> **Texto fornecido**:
▼

Pensando nisso, a AstraZeneca assinou um acordo de 750 milhões de dólares com a A Coalizão Para Inovações em Preparação para Epidemias (CEPI, na sigla em inglês) e com a Gavi Alliance para assegurar 300 milhões de doses para países pobres. E também fez um acordo com o Instituto Serum da Índia, que receberá 400 milhões de doses reservadas para países de baixa e média renda. A farmacêutica garantiu que não obterá lucros em nações mais necessitadas. O mesmo foi prometido pela americana Johnson & Johnson.

A União Europeia assegurou que tentará fazer com que os países mais pobres não fiquem para trás na fila das vacinas. "Ao falarmos sobre uma pandemia global, não tem espaço para 'eu primeiro'", afirmou a presidente para a Comissão Europeia, Ursula von der Leyen, em junho.

A China também entrou na briga para o desenvolvimento de uma vacina e prometeu doar qualquer uma que tiver sucesso primeiramente para países no continente africano.

As iniciativas das empresas e dos países são promissoras, mas continua difícil mensurar o quão rápido ela chegará em locais mais necessitados e com sistemas de saúde mais frágeis.

 

O custo das vacinas para o Brasil

Por aqui, são realizados testes clínicos para a vacina de Oxford com a AstraZeneca e existe um acordo com o governo brasileiro para a importação de duas milhões de doses, vendidas por 5,25 dólares cada. Com a compra, além de custos de logística e armazenamento, o Brasil deve gastar pouco mais de 59 milhões de reais.

▲

(Registros extraídos)
▼

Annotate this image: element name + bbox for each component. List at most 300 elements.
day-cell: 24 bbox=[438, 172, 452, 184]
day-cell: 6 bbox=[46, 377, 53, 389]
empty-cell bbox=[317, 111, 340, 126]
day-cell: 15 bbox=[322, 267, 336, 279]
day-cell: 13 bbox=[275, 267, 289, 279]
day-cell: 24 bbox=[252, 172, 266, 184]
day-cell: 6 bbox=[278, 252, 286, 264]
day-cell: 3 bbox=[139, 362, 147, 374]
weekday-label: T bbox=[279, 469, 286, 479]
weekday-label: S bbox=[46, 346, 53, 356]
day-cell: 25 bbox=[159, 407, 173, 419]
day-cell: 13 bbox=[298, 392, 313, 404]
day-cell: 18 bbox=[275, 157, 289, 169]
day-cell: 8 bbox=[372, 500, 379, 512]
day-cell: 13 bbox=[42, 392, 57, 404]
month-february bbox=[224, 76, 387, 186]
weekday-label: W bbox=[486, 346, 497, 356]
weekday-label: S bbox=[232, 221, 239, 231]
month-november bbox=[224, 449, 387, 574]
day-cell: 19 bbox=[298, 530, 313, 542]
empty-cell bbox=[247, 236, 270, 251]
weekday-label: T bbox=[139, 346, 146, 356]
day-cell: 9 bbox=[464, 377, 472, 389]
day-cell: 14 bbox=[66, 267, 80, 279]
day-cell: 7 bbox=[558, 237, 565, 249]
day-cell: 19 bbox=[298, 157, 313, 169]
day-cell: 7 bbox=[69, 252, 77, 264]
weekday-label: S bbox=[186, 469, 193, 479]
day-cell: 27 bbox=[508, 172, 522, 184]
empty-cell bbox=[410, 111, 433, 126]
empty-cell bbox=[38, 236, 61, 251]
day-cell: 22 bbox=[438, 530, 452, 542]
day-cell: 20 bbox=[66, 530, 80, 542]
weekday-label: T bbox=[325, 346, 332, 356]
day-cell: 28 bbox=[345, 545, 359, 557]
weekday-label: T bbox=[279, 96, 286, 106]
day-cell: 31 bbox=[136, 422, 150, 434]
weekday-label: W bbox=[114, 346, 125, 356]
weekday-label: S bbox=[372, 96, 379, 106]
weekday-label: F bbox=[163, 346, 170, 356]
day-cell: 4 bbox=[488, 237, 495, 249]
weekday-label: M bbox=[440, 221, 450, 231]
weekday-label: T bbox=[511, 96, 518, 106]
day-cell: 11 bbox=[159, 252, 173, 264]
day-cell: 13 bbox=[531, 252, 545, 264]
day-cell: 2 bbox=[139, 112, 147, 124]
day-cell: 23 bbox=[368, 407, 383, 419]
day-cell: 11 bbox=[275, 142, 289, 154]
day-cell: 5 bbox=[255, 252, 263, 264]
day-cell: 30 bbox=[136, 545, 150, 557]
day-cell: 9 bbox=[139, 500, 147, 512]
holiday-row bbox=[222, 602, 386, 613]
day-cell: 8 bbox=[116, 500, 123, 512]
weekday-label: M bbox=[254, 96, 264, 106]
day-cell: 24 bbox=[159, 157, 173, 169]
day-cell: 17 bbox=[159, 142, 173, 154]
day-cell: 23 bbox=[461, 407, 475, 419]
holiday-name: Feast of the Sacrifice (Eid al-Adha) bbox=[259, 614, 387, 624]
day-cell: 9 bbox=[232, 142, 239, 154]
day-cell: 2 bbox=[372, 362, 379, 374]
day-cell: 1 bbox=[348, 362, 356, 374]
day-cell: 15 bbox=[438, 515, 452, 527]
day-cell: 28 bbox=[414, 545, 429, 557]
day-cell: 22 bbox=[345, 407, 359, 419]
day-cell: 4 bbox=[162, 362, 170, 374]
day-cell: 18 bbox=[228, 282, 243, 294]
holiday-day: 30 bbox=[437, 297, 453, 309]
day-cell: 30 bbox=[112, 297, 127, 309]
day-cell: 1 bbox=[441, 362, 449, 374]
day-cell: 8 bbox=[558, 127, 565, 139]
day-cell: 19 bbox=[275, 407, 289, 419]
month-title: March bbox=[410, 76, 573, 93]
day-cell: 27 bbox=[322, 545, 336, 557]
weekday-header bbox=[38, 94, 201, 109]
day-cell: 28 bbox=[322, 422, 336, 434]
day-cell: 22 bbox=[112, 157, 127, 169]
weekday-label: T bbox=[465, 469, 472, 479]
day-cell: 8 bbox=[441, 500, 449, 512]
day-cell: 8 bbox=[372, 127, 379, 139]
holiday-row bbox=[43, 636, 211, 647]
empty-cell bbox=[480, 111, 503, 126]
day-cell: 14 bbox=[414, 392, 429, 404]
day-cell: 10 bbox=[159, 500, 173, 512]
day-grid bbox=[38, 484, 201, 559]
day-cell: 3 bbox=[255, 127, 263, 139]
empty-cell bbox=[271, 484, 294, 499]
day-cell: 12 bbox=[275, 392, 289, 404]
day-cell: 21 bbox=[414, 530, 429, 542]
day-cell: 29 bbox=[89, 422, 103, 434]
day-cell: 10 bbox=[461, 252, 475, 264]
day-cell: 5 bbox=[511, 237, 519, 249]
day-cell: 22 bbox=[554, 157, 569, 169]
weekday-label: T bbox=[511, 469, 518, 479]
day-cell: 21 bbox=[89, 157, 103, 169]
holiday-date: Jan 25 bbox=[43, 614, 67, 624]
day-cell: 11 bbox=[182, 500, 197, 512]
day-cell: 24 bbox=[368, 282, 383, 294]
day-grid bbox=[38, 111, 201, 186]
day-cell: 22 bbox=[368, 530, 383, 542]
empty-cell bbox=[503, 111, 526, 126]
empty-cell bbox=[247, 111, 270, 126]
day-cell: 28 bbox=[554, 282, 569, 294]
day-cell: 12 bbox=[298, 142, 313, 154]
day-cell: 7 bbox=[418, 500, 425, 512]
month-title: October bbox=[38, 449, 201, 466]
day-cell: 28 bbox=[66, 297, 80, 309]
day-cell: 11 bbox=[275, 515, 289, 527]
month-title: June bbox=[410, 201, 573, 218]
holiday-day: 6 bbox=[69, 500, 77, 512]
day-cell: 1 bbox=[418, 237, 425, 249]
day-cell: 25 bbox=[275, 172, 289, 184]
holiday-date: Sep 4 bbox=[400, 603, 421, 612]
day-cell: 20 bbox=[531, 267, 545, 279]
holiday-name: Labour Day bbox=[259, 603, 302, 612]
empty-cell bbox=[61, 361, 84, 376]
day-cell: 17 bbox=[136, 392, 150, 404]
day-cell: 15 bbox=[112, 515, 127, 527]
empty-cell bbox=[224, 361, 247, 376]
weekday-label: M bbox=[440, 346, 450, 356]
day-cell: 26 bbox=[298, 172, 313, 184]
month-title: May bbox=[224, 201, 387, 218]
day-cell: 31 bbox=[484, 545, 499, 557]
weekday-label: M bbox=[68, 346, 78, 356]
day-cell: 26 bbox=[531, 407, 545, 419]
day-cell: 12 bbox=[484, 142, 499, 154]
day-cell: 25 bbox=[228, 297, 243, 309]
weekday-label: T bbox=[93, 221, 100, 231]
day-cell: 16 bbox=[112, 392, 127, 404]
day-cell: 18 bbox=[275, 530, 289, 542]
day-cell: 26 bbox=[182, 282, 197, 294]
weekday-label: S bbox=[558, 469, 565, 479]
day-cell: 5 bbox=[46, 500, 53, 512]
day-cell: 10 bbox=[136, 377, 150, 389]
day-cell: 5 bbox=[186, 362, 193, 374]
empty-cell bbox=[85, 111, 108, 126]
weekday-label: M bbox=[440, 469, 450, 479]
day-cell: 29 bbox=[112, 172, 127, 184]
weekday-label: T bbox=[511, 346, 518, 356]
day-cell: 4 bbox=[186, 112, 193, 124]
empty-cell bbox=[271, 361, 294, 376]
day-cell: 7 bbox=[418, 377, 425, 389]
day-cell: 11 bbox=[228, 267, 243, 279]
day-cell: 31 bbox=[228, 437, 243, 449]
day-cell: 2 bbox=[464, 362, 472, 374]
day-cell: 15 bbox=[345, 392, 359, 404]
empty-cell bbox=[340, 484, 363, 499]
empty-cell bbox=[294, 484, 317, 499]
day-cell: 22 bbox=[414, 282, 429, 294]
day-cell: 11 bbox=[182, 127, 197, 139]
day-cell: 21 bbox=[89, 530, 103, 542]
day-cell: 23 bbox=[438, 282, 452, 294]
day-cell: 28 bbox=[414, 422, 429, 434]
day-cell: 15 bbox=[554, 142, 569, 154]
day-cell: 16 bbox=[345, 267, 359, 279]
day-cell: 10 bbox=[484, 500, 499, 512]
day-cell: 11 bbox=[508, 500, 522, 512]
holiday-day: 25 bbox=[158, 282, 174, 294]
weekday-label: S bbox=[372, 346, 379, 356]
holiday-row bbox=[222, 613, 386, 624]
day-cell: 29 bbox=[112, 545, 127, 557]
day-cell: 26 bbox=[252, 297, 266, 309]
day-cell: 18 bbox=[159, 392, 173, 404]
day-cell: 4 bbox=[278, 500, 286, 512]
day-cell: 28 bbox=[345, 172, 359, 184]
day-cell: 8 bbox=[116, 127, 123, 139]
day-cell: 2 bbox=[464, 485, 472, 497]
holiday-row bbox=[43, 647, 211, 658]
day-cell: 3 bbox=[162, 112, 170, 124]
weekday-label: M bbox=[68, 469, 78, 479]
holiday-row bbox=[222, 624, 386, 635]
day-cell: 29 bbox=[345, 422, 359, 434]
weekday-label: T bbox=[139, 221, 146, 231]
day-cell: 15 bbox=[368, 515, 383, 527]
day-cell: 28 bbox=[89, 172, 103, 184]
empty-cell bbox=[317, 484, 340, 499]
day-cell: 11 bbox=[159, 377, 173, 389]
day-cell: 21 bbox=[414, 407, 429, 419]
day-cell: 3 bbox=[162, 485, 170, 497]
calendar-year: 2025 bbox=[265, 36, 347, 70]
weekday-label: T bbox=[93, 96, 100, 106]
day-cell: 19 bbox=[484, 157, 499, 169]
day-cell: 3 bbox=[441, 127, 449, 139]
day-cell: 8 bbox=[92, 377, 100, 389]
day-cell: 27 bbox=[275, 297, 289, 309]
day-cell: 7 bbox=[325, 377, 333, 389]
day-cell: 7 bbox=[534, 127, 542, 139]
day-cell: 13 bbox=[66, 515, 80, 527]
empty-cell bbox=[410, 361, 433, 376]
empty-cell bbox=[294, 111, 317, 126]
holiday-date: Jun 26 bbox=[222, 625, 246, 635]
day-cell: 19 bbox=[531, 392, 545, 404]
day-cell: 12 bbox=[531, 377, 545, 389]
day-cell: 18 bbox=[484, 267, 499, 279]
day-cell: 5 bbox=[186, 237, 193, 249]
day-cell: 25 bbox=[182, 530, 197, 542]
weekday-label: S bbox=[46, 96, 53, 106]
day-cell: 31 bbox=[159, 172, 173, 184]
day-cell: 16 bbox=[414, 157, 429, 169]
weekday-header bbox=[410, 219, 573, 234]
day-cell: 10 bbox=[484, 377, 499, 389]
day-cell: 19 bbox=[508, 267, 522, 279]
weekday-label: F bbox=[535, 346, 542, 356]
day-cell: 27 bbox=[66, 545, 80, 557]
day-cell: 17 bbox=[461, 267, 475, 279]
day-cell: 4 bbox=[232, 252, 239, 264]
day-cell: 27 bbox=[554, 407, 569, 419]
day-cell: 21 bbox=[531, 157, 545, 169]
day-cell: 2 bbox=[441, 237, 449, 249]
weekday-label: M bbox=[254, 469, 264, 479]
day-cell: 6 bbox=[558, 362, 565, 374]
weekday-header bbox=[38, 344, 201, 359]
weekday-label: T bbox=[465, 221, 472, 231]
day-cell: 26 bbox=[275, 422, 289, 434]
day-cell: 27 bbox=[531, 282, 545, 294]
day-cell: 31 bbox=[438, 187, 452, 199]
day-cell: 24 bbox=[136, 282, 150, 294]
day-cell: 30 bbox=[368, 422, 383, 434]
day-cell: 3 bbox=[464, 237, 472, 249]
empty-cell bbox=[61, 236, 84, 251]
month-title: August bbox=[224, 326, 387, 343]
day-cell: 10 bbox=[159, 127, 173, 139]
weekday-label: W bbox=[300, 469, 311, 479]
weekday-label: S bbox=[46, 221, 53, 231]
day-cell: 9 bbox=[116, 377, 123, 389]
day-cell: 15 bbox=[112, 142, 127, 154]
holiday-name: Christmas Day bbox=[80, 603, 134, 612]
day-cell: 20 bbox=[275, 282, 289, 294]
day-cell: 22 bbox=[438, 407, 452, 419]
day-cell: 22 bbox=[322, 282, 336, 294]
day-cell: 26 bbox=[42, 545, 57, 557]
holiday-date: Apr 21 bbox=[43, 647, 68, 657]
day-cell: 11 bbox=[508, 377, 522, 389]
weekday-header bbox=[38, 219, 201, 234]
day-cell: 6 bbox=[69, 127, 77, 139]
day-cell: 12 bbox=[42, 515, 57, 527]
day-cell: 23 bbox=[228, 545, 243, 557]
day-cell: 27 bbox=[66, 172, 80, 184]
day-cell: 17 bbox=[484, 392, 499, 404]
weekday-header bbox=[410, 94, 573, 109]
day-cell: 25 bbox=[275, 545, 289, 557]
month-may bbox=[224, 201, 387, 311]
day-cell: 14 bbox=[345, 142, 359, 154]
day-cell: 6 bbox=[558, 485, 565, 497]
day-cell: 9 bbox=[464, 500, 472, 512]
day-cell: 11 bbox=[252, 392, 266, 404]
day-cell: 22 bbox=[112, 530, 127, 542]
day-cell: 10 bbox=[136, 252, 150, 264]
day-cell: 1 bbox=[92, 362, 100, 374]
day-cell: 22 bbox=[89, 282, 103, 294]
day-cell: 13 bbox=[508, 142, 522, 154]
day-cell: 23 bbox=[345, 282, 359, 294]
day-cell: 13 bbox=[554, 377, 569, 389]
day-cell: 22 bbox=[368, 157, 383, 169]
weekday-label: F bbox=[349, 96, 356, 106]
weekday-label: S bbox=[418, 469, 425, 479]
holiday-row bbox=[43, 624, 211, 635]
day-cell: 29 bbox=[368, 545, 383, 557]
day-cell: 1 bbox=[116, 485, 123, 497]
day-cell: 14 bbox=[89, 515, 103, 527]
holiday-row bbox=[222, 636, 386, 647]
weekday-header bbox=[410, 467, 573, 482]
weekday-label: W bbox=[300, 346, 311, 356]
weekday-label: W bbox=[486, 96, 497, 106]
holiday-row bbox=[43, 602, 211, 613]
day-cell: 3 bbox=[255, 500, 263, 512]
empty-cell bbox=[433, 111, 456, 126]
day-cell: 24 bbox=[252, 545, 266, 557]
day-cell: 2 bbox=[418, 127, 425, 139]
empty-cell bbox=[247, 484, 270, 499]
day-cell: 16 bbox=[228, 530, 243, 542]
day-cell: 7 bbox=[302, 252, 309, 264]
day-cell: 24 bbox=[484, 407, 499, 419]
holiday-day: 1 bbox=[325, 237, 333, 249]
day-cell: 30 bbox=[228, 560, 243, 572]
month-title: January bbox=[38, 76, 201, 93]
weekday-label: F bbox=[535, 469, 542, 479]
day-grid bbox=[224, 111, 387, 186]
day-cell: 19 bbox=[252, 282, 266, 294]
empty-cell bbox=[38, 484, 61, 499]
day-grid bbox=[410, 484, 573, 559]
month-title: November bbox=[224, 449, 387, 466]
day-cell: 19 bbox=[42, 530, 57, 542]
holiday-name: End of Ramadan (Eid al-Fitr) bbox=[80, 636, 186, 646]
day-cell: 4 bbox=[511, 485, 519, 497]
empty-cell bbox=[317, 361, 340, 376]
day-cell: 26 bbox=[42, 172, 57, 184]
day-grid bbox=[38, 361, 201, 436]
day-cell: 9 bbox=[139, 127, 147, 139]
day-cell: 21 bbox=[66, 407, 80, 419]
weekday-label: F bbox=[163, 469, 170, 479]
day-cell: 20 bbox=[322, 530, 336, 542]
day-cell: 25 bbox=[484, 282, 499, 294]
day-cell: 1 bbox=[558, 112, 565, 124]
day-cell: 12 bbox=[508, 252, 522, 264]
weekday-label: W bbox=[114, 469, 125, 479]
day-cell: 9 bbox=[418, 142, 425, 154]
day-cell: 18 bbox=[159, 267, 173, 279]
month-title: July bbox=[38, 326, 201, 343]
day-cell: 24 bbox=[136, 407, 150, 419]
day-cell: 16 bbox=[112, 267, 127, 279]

▲

> **O que fazer**:
Reescreva o trecho do texto sobre as vacinas que começa em "As iniciativas das" e vai até "saúde mais frágeis.". Troque "promissoras" por "animadoras".

> **Sua resposta**:
As iniciativas das empresas e dos países são animadoras, mas continua difícil mensurar o quão rápido ela chegará em locais mais necessitados e com sistemas de saúde mais frágeis.